§ **Aim**
Look through the data below. Pick out the lines holding the string "values".

§ **Exercise material**
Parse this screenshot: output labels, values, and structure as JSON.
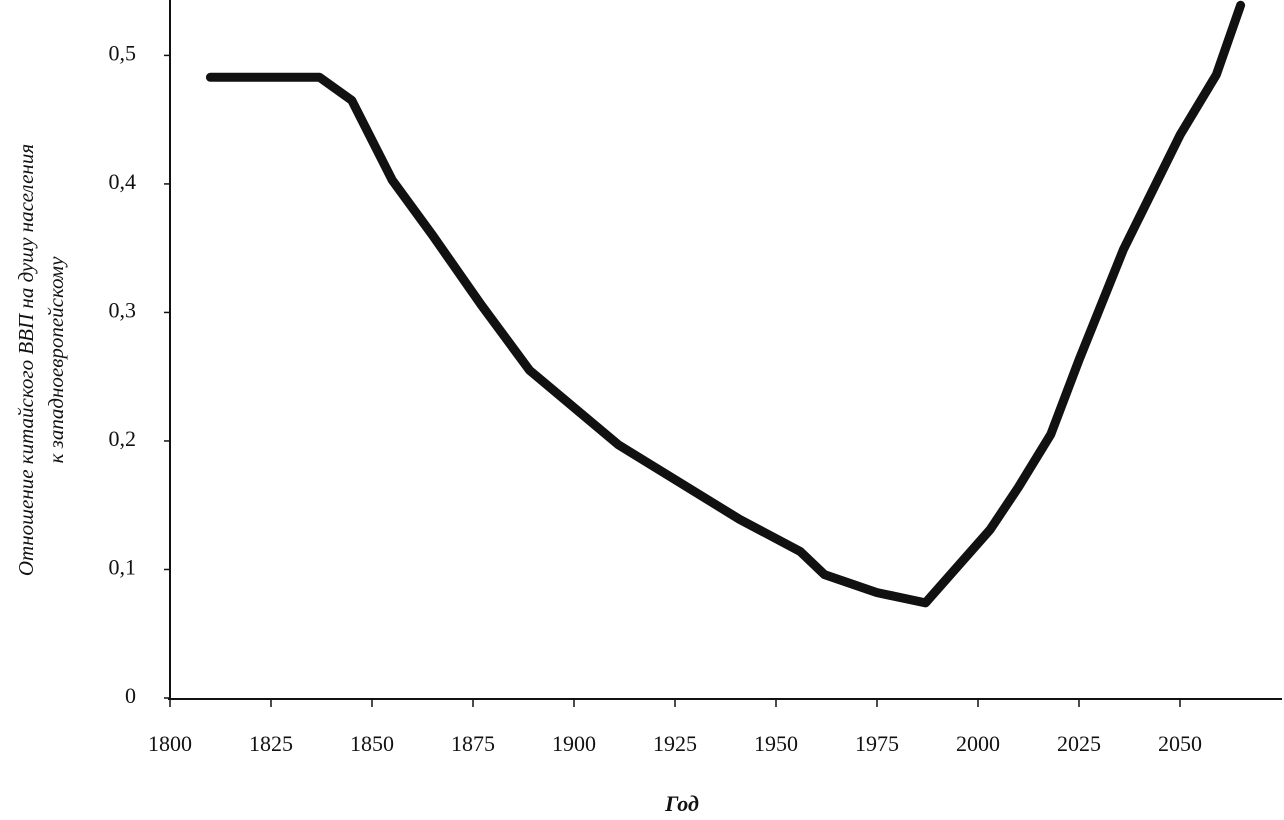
{
  "chart_data": {
    "type": "line",
    "y_label_lines": [
      "Отношение китайского ВВП на душу населения",
      "к западноевропейскому"
    ],
    "x_label": "Год",
    "x": [
      1810,
      1837,
      1845,
      1855,
      1865,
      1877,
      1889,
      1911,
      1941,
      1956,
      1962,
      1975,
      1987,
      2003,
      2010,
      2018,
      2025,
      2036,
      2050,
      2059,
      2065
    ],
    "values": [
      0.483,
      0.483,
      0.465,
      0.403,
      0.36,
      0.306,
      0.255,
      0.197,
      0.139,
      0.114,
      0.096,
      0.082,
      0.074,
      0.131,
      0.164,
      0.205,
      0.263,
      0.349,
      0.438,
      0.485,
      0.539
    ],
    "color": "#111111",
    "xlim": [
      1800,
      2075
    ],
    "xticks": [
      1800,
      1825,
      1850,
      1875,
      1900,
      1925,
      1950,
      1975,
      2000,
      2025,
      2050
    ],
    "ylim": [
      0,
      0.54
    ],
    "yticks": [
      0,
      {
        "value": 0.1,
        "label": "0,1"
      },
      {
        "value": 0.2,
        "label": "0,2"
      },
      {
        "value": 0.3,
        "label": "0,3"
      },
      {
        "value": 0.4,
        "label": "0,4"
      },
      {
        "value": 0.5,
        "label": "0,5"
      }
    ],
    "grid": false
  }
}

§ **Answer for the task**
Parse this screenshot: output labels, values, and structure as JSON.
    "values": [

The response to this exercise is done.